## DATASET RECORDS

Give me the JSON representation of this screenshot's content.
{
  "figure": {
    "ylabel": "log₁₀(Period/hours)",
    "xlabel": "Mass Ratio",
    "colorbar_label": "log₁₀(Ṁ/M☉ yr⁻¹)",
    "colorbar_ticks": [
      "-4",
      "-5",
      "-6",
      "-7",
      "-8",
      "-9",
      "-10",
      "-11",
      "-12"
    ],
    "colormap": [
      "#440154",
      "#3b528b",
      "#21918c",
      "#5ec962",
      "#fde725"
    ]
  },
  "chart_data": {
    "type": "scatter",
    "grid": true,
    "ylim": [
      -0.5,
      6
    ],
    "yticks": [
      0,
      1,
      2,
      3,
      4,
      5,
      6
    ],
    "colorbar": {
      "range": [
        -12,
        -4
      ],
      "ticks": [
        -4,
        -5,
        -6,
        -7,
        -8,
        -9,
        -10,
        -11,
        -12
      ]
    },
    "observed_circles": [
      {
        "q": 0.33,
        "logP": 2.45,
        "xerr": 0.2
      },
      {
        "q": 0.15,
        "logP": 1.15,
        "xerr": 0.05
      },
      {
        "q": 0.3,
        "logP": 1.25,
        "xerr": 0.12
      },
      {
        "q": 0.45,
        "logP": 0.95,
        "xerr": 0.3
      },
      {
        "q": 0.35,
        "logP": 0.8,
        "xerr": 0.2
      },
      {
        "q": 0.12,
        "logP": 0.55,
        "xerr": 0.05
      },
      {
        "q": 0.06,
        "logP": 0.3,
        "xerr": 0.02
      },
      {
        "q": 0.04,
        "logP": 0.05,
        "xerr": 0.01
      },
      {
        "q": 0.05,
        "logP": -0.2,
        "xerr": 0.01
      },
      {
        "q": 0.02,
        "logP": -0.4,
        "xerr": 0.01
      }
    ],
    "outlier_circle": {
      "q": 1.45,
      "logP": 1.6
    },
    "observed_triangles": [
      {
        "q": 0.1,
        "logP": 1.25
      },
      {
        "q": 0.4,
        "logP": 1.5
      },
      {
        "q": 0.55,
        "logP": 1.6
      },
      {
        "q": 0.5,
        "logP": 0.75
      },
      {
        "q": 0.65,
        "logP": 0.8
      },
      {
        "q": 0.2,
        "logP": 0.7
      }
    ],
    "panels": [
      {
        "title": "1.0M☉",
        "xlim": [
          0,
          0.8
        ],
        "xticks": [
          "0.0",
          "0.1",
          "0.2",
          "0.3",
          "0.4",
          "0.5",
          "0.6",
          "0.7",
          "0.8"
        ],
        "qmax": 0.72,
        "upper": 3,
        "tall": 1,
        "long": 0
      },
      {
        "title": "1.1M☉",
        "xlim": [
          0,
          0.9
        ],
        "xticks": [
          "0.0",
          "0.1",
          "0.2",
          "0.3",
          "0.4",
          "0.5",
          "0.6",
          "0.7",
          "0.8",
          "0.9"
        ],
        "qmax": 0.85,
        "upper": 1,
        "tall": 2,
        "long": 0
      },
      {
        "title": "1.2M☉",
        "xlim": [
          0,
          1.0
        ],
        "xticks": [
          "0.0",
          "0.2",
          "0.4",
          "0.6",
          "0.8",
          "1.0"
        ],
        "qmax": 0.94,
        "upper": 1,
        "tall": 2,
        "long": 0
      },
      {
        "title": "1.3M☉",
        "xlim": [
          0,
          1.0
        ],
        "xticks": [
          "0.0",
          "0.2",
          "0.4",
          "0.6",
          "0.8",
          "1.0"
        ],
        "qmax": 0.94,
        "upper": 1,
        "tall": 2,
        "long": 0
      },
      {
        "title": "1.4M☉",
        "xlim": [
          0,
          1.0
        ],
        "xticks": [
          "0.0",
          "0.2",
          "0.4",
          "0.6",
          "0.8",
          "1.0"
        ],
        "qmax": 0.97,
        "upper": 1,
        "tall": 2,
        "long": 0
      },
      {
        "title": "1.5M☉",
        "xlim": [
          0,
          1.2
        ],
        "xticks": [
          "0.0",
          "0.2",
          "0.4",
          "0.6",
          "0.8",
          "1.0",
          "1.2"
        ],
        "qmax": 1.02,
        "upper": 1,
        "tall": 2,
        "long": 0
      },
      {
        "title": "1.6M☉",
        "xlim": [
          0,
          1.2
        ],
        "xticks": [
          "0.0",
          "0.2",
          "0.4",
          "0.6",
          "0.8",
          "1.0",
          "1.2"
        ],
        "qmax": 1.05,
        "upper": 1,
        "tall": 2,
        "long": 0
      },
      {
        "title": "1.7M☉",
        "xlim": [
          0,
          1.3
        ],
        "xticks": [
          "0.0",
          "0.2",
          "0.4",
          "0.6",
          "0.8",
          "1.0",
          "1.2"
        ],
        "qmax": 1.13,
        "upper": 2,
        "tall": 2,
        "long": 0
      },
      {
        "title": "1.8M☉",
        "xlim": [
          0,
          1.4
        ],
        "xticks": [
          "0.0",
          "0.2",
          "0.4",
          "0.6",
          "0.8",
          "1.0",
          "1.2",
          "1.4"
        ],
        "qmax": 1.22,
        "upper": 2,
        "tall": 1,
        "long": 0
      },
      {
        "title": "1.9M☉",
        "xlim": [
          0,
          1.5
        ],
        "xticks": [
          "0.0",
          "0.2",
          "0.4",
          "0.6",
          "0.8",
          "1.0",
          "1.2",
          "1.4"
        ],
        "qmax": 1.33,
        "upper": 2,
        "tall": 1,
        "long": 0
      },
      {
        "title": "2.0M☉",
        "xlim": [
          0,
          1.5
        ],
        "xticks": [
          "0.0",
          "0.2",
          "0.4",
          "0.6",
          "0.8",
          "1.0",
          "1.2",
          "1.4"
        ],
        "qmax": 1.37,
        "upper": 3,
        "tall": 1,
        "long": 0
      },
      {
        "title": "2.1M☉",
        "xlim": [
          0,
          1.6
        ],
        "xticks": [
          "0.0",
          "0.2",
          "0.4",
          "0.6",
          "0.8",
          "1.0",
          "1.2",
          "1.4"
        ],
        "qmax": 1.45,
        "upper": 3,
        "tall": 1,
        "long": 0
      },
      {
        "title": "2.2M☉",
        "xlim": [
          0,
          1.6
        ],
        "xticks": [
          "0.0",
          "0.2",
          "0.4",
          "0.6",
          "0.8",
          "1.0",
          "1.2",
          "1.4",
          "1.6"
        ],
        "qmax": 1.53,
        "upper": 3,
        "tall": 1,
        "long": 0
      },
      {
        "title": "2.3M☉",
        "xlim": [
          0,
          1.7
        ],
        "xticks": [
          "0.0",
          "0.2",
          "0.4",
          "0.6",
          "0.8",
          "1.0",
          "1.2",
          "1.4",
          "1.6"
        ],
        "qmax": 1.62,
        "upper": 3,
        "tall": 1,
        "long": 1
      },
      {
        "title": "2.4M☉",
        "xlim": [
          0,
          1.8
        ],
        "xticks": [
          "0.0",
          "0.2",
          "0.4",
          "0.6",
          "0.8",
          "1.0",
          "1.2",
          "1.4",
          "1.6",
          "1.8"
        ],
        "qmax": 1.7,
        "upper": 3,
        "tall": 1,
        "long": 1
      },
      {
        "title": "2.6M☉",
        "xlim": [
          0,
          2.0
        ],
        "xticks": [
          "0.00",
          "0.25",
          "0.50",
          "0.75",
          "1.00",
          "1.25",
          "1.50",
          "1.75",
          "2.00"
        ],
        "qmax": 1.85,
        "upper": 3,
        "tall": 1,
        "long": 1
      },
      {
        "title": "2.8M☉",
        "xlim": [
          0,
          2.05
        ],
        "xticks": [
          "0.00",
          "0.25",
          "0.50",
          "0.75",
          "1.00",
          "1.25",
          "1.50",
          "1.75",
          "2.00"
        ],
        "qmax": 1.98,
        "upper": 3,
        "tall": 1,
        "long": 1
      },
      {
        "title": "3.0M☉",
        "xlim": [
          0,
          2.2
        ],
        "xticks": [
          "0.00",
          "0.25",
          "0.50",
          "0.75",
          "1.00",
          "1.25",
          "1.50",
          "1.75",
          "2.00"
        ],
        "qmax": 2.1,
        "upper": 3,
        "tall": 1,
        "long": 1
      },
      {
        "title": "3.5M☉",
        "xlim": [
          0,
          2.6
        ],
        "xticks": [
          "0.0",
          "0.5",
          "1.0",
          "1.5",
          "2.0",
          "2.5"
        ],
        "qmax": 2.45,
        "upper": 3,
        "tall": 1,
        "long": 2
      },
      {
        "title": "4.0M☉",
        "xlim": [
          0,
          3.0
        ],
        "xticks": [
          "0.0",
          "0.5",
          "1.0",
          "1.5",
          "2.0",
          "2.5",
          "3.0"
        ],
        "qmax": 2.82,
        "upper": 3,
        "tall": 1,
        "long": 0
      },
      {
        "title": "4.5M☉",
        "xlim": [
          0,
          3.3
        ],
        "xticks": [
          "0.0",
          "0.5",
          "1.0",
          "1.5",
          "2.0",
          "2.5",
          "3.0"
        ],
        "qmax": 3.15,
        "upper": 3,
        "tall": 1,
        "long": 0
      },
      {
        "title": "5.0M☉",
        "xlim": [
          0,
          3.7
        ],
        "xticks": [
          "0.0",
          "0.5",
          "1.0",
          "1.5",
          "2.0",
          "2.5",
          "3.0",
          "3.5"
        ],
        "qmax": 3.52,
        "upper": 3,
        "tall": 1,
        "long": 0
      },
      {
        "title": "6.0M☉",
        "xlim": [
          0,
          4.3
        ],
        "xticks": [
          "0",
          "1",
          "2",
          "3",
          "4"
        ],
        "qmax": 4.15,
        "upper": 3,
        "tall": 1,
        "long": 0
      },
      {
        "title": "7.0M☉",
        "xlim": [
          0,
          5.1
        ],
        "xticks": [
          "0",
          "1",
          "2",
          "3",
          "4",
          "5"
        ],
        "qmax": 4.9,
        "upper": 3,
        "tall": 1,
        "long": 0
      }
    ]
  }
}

## WRITTEN PROBLEM
Reply with nothing except the number of lines in the listing above that include "log₁₀".

## RESULT OF THE EXERCISE
2